» Raw records
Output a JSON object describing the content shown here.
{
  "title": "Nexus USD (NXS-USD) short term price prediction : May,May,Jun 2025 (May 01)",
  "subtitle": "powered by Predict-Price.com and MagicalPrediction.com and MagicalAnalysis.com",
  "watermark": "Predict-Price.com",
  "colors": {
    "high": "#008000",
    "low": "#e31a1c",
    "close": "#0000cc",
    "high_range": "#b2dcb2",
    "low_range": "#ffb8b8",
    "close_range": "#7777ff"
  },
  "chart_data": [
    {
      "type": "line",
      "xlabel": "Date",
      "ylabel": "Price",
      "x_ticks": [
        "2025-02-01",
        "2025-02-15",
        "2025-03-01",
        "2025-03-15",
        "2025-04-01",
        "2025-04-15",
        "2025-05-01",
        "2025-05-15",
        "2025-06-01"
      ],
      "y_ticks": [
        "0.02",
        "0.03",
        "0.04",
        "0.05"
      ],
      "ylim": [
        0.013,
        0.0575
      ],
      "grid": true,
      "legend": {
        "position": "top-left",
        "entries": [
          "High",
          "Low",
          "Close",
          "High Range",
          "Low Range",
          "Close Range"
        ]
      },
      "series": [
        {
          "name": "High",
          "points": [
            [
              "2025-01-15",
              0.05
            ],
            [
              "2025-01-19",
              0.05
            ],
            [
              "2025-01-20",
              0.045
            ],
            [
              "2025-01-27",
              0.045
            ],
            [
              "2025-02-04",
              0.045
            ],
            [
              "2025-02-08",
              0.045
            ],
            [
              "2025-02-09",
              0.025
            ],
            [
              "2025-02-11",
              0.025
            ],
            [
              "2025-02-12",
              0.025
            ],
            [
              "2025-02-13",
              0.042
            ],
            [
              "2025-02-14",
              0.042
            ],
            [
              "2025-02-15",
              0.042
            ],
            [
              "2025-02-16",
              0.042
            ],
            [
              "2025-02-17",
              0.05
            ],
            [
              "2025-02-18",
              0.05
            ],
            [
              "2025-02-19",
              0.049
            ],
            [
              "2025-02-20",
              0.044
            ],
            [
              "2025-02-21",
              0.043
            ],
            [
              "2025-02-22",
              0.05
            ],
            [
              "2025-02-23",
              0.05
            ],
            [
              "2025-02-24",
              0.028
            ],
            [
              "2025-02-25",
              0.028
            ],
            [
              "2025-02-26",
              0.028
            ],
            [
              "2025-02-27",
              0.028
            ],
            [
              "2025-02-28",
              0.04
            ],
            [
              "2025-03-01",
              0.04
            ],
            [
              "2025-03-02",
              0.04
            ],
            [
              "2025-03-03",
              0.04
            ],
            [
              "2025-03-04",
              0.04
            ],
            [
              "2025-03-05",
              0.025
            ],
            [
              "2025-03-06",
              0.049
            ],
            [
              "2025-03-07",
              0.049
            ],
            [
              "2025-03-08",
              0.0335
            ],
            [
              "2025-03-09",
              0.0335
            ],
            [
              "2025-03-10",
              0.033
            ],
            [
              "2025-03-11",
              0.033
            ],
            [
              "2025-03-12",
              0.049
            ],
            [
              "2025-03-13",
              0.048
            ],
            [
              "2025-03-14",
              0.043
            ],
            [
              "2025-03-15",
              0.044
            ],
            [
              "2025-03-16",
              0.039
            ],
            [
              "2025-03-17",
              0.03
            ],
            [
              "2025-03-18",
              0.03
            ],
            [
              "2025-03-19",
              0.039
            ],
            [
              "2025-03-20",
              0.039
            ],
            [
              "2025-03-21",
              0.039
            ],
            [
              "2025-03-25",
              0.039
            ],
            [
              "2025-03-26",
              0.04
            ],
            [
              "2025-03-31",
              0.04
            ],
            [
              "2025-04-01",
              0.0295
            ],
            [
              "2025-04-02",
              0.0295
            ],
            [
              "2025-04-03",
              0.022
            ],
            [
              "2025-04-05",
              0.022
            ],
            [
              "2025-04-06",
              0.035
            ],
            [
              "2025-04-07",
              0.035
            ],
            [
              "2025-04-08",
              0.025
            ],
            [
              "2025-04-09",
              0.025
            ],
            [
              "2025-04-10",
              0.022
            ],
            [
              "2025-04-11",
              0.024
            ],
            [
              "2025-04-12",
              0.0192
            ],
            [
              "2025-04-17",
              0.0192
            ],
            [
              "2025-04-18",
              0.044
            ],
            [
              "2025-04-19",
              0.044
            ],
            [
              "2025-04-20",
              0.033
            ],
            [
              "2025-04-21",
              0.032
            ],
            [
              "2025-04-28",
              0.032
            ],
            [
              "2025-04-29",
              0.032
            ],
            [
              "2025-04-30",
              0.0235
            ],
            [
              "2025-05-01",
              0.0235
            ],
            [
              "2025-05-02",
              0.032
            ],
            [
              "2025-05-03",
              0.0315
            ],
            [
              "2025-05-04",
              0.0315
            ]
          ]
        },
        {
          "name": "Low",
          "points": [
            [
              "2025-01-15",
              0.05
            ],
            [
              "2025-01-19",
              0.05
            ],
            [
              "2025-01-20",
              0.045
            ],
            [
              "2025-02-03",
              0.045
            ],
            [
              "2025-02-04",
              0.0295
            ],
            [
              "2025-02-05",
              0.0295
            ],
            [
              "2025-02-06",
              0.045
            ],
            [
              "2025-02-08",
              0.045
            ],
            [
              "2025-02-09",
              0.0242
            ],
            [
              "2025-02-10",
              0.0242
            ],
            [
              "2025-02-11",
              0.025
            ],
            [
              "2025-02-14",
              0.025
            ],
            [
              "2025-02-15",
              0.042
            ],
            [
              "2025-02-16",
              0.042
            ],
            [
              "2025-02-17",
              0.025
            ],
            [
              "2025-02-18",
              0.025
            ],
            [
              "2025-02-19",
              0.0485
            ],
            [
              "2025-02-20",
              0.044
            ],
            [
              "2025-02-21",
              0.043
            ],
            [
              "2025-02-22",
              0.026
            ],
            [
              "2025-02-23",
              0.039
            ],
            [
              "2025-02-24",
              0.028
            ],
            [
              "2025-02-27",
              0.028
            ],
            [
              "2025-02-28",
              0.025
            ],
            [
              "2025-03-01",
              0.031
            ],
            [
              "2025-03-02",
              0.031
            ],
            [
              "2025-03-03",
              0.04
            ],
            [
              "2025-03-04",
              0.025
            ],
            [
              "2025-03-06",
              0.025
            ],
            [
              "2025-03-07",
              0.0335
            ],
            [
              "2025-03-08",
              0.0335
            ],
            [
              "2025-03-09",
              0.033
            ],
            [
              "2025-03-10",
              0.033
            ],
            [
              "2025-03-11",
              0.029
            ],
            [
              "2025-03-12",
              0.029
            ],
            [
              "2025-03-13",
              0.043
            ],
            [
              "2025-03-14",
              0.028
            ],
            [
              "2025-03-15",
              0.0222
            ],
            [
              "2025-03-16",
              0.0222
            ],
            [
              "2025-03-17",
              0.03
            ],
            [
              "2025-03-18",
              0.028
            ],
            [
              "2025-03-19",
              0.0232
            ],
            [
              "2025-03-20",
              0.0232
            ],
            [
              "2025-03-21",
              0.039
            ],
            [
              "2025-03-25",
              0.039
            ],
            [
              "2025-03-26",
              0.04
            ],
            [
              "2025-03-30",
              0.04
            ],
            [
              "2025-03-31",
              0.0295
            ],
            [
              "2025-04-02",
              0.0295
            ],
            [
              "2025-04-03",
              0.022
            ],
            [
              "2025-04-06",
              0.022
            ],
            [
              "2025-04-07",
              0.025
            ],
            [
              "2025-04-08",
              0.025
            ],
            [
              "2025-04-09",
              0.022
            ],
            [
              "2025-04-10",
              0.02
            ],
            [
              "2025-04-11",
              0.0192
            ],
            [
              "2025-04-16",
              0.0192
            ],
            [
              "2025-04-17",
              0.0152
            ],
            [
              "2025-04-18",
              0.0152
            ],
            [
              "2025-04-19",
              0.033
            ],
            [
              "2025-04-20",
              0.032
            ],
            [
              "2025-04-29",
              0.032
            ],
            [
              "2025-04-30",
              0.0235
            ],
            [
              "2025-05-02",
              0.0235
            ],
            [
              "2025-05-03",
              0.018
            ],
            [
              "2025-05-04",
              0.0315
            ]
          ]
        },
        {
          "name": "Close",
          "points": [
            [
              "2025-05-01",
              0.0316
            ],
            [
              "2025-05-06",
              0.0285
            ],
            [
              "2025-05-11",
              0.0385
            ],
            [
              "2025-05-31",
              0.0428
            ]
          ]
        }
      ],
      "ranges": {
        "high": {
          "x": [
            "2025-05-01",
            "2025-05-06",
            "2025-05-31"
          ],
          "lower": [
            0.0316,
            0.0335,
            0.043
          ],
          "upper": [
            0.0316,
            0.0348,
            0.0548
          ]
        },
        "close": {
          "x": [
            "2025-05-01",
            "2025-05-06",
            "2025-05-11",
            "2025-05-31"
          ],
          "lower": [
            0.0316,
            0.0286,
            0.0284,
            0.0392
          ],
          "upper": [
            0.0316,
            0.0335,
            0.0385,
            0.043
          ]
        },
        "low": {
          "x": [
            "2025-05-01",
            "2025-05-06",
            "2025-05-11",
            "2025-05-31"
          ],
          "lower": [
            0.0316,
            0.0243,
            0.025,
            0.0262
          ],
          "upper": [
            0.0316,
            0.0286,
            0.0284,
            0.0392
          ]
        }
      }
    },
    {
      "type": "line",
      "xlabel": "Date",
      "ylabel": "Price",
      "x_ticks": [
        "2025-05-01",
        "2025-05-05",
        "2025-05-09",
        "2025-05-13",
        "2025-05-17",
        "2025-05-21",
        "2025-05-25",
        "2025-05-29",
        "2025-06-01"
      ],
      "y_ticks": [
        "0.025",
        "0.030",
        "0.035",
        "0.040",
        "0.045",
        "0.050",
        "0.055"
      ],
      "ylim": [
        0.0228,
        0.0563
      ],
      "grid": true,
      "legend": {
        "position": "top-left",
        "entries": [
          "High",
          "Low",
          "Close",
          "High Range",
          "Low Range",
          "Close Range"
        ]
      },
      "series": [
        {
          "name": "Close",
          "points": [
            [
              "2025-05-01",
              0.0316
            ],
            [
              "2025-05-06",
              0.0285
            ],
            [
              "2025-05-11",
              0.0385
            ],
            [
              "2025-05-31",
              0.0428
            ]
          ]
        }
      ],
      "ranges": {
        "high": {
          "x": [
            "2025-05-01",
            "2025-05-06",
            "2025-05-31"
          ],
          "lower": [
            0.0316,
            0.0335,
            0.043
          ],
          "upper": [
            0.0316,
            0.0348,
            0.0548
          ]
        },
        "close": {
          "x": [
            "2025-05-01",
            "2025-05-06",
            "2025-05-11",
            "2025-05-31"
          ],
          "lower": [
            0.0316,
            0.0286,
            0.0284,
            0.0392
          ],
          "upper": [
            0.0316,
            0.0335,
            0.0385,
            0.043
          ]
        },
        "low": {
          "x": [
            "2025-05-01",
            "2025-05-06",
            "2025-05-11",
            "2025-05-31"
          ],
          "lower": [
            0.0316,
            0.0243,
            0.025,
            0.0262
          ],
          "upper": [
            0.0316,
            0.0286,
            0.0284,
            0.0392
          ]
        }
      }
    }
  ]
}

» Job
Within the data above, count the lines that contain the string "name"; the reply is the number alone.

» Full answer
4